START Extracted material

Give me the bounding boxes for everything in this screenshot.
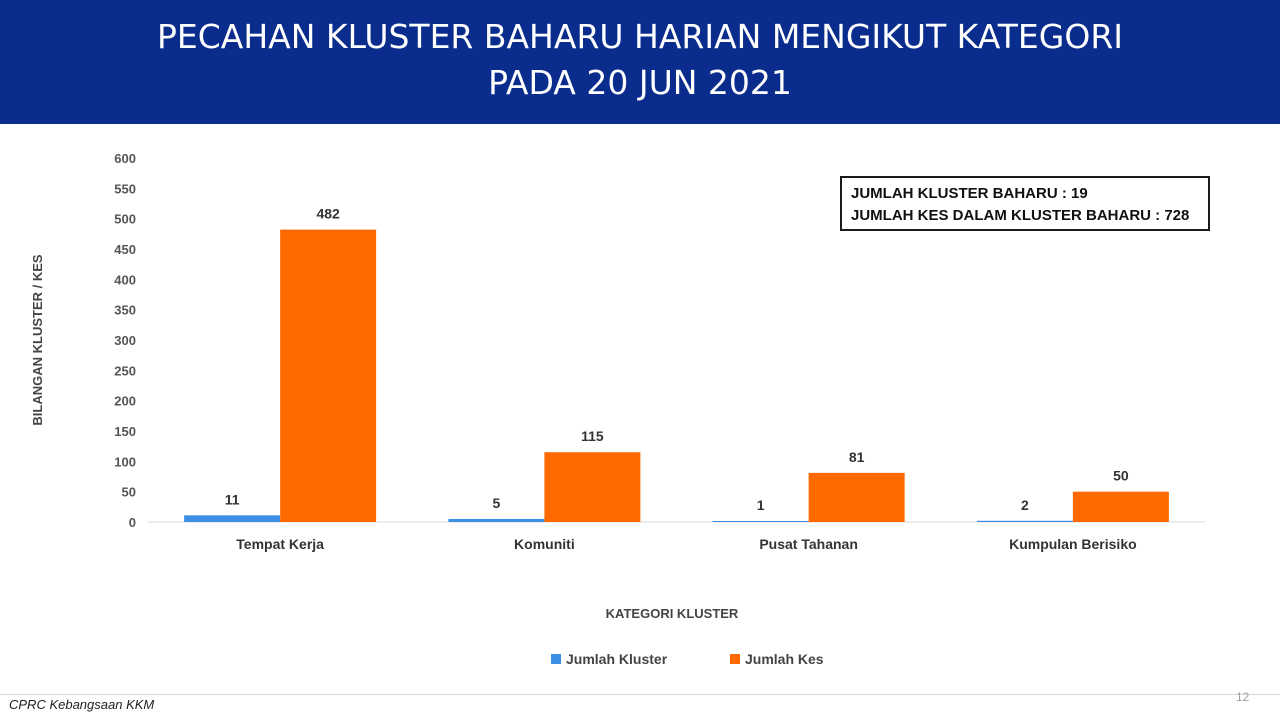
bar-value-label: 115 [581,428,604,444]
y-tick-label: 350 [114,303,136,318]
title-line-2: PADA 20 JUN 2021 [488,63,792,102]
legend-swatch [551,654,561,664]
bar-value-label: 2 [1021,497,1029,513]
x-axis-title: KATEGORI KLUSTER [606,606,739,621]
y-axis-ticks: 0 50 100 150 200 250 300 350 400 450 500 550 600 [114,151,136,530]
summary-box: JUMLAH KLUSTER BAHARU : 19 JUMLAH KES DA… [840,176,1210,231]
y-tick-label: 500 [114,212,136,227]
bar-jumlah-kluster [448,518,545,522]
y-tick-label: 450 [114,242,136,257]
bar-value-label: 50 [1113,468,1129,484]
y-tick-label: 250 [114,363,136,378]
y-tick-label: 600 [114,151,136,166]
header-banner [0,0,1280,124]
footer-divider [0,694,1280,695]
bar-jumlah-kes [1072,491,1169,522]
bar-value-label: 482 [316,206,340,222]
category-label: Pusat Tahanan [759,536,858,552]
legend-label: Jumlah Kes [745,651,824,667]
category-labels-group: Tempat Kerja Komuniti Pusat Tahanan Kumpula… [236,536,1136,552]
y-tick-label: 200 [114,394,136,409]
bar-jumlah-kes [280,229,377,522]
y-tick-label: 50 [122,485,136,500]
category-label: Tempat Kerja [236,536,324,552]
footer-source: CPRC Kebangsaan KKM [9,697,155,712]
y-tick-label: 300 [114,333,136,348]
bar-jumlah-kluster [184,515,281,522]
bar-value-label: 1 [757,497,765,513]
summary-total-cases: JUMLAH KES DALAM KLUSTER BAHARU : 728 [851,207,1190,224]
bar-value-label: 81 [849,449,865,465]
legend: Jumlah Kluster Jumlah Kes [551,651,824,667]
bar-jumlah-kes [544,452,641,522]
bar-value-label: 5 [492,495,500,511]
bar-jumlah-kes [808,472,905,522]
y-tick-label: 100 [114,454,136,469]
bar-value-label: 11 [225,491,240,507]
y-tick-label: 550 [114,181,136,196]
y-tick-label: 0 [129,515,136,530]
legend-label: Jumlah Kluster [566,651,668,667]
legend-swatch [730,654,740,664]
y-tick-label: 150 [114,424,136,439]
page-number: 12 [1236,690,1250,704]
bar-jumlah-kluster [712,521,809,522]
value-labels-group: 11 482 5 115 1 81 2 50 [225,206,1129,513]
bars-group [184,229,1169,522]
page-title: PECAHAN KLUSTER BAHARU HARIAN MENGIKUT K… [0,14,1280,106]
y-tick-label: 400 [114,272,136,287]
category-label: Komuniti [514,536,575,552]
summary-total-clusters: JUMLAH KLUSTER BAHARU : 19 [851,185,1088,202]
title-line-1: PECAHAN KLUSTER BAHARU HARIAN MENGIKUT K… [157,17,1123,56]
category-label: Kumpulan Berisiko [1009,536,1137,552]
y-axis-title: BILANGAN KLUSTER / KES [30,254,45,426]
bar-jumlah-kluster [976,520,1073,522]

END Extracted material

Given task:
Copy out all of the entries above word for word, leaving out the pictures.

Written response:
Give me the bounding boxes for everything in this screenshot.
bar-value-label: 115 [581,428,604,444]
y-tick-label: 350 [114,303,136,318]
title-line-2: PADA 20 JUN 2021 [488,63,792,102]
legend-swatch [551,654,561,664]
bar-value-label: 2 [1021,497,1029,513]
x-axis-title: KATEGORI KLUSTER [606,606,739,621]
y-axis-ticks: 0 50 100 150 200 250 300 350 400 450 500 550 600 [114,151,136,530]
summary-box: JUMLAH KLUSTER BAHARU : 19 JUMLAH KES DA… [840,176,1210,231]
y-tick-label: 500 [114,212,136,227]
bar-jumlah-kluster [448,518,545,522]
y-tick-label: 450 [114,242,136,257]
bar-value-label: 50 [1113,468,1129,484]
y-tick-label: 250 [114,363,136,378]
y-tick-label: 600 [114,151,136,166]
header-banner [0,0,1280,124]
footer-divider [0,694,1280,695]
bar-jumlah-kes [1072,491,1169,522]
bar-value-label: 482 [316,206,340,222]
category-label: Pusat Tahanan [759,536,858,552]
legend-label: Jumlah Kes [745,651,824,667]
category-labels-group: Tempat Kerja Komuniti Pusat Tahanan Kumpula… [236,536,1136,552]
y-tick-label: 200 [114,394,136,409]
bar-jumlah-kes [280,229,377,522]
y-tick-label: 50 [122,485,136,500]
category-label: Tempat Kerja [236,536,324,552]
footer-source: CPRC Kebangsaan KKM [9,697,155,712]
y-tick-label: 300 [114,333,136,348]
bar-jumlah-kluster [184,515,281,522]
bar-value-label: 1 [757,497,765,513]
summary-total-cases: JUMLAH KES DALAM KLUSTER BAHARU : 728 [851,207,1190,224]
bar-value-label: 81 [849,449,865,465]
legend: Jumlah Kluster Jumlah Kes [551,651,824,667]
bar-jumlah-kes [544,452,641,522]
bar-value-label: 5 [492,495,500,511]
bar-jumlah-kes [808,472,905,522]
y-tick-label: 100 [114,454,136,469]
bar-value-label: 11 [225,491,240,507]
y-tick-label: 550 [114,181,136,196]
y-tick-label: 0 [129,515,136,530]
legend-label: Jumlah Kluster [566,651,668,667]
legend-swatch [730,654,740,664]
y-tick-label: 150 [114,424,136,439]
page-number: 12 [1236,690,1250,704]
bar-jumlah-kluster [712,521,809,522]
value-labels-group: 11 482 5 115 1 81 2 50 [225,206,1129,513]
bars-group [184,229,1169,522]
page-title: PECAHAN KLUSTER BAHARU HARIAN MENGIKUT K… [0,14,1280,106]
y-tick-label: 400 [114,272,136,287]
category-label: Komuniti [514,536,575,552]
summary-total-clusters: JUMLAH KLUSTER BAHARU : 19 [851,185,1088,202]
title-line-1: PECAHAN KLUSTER BAHARU HARIAN MENGIKUT K… [157,17,1123,56]
category-label: Kumpulan Berisiko [1009,536,1137,552]
y-axis-title: BILANGAN KLUSTER / KES [30,254,45,426]
bar-jumlah-kluster [976,520,1073,522]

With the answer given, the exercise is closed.